WHAT IS EXPECTED
Each line that follows should be printed again exactly as it stands.

Dataset records:
** BEGIN **

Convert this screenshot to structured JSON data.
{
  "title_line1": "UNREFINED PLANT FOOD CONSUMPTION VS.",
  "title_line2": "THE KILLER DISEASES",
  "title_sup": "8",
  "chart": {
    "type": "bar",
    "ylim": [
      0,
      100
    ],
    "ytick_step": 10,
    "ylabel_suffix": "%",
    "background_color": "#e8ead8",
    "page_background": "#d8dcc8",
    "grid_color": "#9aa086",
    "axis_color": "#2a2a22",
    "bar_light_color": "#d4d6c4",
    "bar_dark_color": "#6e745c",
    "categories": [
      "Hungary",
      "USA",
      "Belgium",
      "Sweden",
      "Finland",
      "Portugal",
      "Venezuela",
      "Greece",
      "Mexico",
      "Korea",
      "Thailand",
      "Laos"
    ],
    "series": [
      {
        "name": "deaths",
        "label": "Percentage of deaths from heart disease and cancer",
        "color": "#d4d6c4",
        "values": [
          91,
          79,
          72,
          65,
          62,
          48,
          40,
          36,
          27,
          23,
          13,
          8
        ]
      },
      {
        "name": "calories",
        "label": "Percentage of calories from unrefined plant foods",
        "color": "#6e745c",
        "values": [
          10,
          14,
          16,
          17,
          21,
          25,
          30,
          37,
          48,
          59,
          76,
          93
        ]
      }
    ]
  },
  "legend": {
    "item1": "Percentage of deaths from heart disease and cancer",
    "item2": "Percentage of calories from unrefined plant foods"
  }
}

** END **

FINISHED ANSWER
Convert this screenshot to structured JSON data.
{
  "title_line1": "UNREFINED PLANT FOOD CONSUMPTION VS.",
  "title_line2": "THE KILLER DISEASES",
  "title_sup": "8",
  "chart": {
    "type": "bar",
    "ylim": [
      0,
      100
    ],
    "ytick_step": 10,
    "ylabel_suffix": "%",
    "background_color": "#e8ead8",
    "page_background": "#d8dcc8",
    "grid_color": "#9aa086",
    "axis_color": "#2a2a22",
    "bar_light_color": "#d4d6c4",
    "bar_dark_color": "#6e745c",
    "categories": [
      "Hungary",
      "USA",
      "Belgium",
      "Sweden",
      "Finland",
      "Portugal",
      "Venezuela",
      "Greece",
      "Mexico",
      "Korea",
      "Thailand",
      "Laos"
    ],
    "series": [
      {
        "name": "deaths",
        "label": "Percentage of deaths from heart disease and cancer",
        "color": "#d4d6c4",
        "values": [
          91,
          79,
          72,
          65,
          62,
          48,
          40,
          36,
          27,
          23,
          13,
          8
        ]
      },
      {
        "name": "calories",
        "label": "Percentage of calories from unrefined plant foods",
        "color": "#6e745c",
        "values": [
          10,
          14,
          16,
          17,
          21,
          25,
          30,
          37,
          48,
          59,
          76,
          93
        ]
      }
    ]
  },
  "legend": {
    "item1": "Percentage of deaths from heart disease and cancer",
    "item2": "Percentage of calories from unrefined plant foods"
  }
}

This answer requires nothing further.